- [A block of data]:
* * * * *
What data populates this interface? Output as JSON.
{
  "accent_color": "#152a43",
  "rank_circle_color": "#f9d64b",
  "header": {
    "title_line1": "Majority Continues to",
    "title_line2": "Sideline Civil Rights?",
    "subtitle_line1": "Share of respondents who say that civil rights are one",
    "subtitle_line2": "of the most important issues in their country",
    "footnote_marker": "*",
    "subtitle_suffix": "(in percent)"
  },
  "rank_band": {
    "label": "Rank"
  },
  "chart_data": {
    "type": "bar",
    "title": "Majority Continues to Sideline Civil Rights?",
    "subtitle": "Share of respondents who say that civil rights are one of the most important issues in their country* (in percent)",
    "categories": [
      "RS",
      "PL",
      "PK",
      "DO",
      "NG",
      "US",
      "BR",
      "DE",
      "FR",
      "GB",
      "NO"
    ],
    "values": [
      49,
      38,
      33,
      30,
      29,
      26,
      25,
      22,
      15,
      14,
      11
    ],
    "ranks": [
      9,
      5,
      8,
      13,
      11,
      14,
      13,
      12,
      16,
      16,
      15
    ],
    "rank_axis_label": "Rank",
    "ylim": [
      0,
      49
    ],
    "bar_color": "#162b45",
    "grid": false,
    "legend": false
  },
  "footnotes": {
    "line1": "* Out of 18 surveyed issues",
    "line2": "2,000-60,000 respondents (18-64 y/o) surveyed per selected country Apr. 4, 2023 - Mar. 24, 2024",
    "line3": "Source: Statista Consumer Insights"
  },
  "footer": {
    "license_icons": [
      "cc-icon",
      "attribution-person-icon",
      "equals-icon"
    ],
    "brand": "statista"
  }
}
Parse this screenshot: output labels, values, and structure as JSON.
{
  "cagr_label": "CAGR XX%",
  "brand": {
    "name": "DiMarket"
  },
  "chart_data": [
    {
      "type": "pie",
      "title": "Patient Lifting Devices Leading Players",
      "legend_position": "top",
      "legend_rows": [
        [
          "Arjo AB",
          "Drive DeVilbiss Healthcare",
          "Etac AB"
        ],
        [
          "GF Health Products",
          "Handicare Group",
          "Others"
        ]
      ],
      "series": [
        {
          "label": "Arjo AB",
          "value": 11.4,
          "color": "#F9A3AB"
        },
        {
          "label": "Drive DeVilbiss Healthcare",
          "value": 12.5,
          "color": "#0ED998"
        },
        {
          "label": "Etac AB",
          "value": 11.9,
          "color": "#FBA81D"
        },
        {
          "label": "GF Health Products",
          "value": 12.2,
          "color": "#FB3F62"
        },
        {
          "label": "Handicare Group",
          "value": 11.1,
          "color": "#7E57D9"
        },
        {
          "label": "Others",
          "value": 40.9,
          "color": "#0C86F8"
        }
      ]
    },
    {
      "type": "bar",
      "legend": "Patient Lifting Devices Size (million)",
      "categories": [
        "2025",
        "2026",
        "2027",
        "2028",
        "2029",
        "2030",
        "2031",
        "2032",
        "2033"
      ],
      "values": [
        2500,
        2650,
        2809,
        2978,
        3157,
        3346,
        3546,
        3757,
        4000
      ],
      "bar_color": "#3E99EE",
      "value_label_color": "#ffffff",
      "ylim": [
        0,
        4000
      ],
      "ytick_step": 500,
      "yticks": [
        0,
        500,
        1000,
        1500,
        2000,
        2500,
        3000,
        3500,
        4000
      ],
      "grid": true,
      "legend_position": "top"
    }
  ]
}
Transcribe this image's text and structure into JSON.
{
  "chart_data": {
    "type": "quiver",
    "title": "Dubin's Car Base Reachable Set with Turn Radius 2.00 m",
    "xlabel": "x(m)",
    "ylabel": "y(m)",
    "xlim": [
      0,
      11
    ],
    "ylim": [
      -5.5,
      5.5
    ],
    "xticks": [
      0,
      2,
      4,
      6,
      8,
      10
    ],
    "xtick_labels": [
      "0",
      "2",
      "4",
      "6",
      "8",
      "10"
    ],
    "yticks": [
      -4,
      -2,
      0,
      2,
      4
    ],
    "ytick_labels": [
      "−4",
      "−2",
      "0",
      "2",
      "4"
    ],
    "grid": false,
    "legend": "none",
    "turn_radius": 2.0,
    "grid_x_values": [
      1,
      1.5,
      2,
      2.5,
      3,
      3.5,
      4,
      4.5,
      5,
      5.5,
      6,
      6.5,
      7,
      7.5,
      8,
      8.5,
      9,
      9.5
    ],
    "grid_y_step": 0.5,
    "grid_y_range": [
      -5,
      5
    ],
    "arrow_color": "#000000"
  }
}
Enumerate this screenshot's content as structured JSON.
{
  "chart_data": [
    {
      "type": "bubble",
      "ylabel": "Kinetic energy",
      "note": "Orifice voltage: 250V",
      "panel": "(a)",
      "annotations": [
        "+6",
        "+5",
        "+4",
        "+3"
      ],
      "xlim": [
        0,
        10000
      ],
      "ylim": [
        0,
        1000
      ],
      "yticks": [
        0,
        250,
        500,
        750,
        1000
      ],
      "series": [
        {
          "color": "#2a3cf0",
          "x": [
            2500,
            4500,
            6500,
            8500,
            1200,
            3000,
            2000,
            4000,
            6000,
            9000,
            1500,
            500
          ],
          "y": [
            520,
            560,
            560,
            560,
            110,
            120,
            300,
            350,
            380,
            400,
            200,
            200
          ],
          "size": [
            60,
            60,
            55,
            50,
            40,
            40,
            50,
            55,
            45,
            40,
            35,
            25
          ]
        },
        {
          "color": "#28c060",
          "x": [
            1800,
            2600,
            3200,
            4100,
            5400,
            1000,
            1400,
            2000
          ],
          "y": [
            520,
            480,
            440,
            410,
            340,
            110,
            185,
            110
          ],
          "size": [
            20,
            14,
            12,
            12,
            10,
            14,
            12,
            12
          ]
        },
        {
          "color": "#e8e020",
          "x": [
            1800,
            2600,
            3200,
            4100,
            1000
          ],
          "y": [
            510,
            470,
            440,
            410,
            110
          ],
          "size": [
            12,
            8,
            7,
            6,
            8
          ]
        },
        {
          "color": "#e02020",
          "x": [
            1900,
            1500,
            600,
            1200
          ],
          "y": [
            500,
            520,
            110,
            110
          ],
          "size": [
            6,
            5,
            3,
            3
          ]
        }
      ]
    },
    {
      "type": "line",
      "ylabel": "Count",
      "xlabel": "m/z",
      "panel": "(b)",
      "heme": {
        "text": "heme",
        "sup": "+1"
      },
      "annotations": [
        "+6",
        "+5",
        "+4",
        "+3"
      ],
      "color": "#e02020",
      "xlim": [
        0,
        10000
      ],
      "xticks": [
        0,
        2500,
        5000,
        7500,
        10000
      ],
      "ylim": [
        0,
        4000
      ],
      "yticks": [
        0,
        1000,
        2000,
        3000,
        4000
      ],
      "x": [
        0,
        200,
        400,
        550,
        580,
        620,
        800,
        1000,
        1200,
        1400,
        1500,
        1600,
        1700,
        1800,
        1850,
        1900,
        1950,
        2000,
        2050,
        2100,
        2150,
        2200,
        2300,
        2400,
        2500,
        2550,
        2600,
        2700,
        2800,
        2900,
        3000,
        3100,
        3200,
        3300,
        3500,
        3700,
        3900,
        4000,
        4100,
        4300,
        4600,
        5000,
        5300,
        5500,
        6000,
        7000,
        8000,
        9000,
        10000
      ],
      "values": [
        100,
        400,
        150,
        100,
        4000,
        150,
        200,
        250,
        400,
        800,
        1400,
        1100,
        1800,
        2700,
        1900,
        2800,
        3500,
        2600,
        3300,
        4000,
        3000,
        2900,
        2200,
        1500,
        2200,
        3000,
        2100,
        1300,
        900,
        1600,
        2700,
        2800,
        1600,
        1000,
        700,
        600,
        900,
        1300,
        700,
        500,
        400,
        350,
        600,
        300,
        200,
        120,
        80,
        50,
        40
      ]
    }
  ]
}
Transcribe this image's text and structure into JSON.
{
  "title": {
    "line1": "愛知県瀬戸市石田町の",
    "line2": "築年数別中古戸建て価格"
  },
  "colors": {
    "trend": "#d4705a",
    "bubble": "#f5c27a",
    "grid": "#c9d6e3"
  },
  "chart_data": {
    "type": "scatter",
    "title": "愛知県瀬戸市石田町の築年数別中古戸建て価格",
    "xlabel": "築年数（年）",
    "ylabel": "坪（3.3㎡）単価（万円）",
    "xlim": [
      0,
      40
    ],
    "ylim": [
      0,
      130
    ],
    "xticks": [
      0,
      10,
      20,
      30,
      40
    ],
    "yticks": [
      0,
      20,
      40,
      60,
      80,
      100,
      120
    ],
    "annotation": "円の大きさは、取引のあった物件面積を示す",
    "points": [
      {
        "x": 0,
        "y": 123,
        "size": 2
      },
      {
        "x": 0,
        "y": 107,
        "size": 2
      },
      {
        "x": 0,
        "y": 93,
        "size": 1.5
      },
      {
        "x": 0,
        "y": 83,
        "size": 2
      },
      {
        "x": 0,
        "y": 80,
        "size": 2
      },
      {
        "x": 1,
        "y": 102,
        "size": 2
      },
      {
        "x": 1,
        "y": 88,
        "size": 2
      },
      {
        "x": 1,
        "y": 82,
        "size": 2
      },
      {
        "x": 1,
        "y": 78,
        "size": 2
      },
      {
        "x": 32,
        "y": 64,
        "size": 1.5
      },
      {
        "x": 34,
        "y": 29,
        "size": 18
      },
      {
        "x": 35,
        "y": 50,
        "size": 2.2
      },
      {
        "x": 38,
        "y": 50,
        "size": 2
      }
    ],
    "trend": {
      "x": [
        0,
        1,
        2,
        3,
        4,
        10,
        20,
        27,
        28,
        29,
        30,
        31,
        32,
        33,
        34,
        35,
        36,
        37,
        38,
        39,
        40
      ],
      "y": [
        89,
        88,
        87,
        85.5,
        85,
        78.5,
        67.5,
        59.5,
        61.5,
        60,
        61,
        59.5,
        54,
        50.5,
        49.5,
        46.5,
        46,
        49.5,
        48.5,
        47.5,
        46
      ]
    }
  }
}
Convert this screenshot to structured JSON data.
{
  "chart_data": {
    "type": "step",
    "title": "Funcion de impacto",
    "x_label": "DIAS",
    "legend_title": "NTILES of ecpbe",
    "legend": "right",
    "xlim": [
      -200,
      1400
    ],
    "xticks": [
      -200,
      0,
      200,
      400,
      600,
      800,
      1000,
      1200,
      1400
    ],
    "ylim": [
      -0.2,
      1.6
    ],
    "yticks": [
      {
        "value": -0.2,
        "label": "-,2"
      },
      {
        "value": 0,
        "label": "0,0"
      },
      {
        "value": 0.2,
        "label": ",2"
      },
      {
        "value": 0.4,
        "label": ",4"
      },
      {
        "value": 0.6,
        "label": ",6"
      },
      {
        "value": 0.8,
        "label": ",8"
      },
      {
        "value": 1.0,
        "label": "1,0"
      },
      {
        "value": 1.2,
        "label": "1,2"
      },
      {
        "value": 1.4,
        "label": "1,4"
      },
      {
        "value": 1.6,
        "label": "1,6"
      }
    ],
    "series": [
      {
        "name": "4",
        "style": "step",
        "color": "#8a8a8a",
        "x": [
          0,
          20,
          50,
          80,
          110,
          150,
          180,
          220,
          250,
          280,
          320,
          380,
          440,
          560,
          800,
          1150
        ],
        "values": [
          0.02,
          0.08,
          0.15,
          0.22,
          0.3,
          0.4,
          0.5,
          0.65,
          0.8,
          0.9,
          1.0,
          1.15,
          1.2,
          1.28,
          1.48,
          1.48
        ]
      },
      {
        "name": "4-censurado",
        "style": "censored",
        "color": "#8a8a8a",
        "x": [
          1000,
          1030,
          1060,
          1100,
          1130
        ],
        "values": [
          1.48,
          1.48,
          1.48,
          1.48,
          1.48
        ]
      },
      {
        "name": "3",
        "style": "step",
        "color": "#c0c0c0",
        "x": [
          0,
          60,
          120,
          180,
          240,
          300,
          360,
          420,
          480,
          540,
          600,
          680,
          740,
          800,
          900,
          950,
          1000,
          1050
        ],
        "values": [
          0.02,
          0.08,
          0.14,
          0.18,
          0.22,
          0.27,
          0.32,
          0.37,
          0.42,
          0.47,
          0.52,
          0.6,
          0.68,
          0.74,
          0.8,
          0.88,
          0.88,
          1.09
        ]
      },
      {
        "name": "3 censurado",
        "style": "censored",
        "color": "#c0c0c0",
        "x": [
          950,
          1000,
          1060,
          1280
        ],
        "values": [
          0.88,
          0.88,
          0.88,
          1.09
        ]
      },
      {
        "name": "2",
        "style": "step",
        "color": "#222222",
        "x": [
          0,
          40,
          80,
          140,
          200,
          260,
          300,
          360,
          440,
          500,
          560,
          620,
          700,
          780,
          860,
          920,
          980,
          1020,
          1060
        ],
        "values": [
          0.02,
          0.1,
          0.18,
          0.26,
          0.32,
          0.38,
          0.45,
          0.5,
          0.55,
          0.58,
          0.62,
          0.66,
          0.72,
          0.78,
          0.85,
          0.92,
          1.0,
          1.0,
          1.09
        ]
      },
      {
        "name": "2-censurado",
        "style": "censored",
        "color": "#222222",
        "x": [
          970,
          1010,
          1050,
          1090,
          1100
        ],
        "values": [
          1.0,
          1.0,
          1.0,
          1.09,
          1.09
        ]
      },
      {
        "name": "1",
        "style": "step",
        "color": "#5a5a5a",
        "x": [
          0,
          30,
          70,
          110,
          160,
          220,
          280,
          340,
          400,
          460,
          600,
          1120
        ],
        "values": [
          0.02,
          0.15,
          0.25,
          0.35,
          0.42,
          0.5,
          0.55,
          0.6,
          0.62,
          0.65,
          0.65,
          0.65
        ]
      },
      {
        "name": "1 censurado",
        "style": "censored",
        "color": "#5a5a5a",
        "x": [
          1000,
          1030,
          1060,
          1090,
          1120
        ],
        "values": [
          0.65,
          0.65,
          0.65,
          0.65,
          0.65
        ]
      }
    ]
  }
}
* * * * *
- [AIM OF THE EXERCISE]: In the listing, find every line with the word "surveyed" and state how many there are, nothing more.

- [ANSWER FOR THE TASK]: 2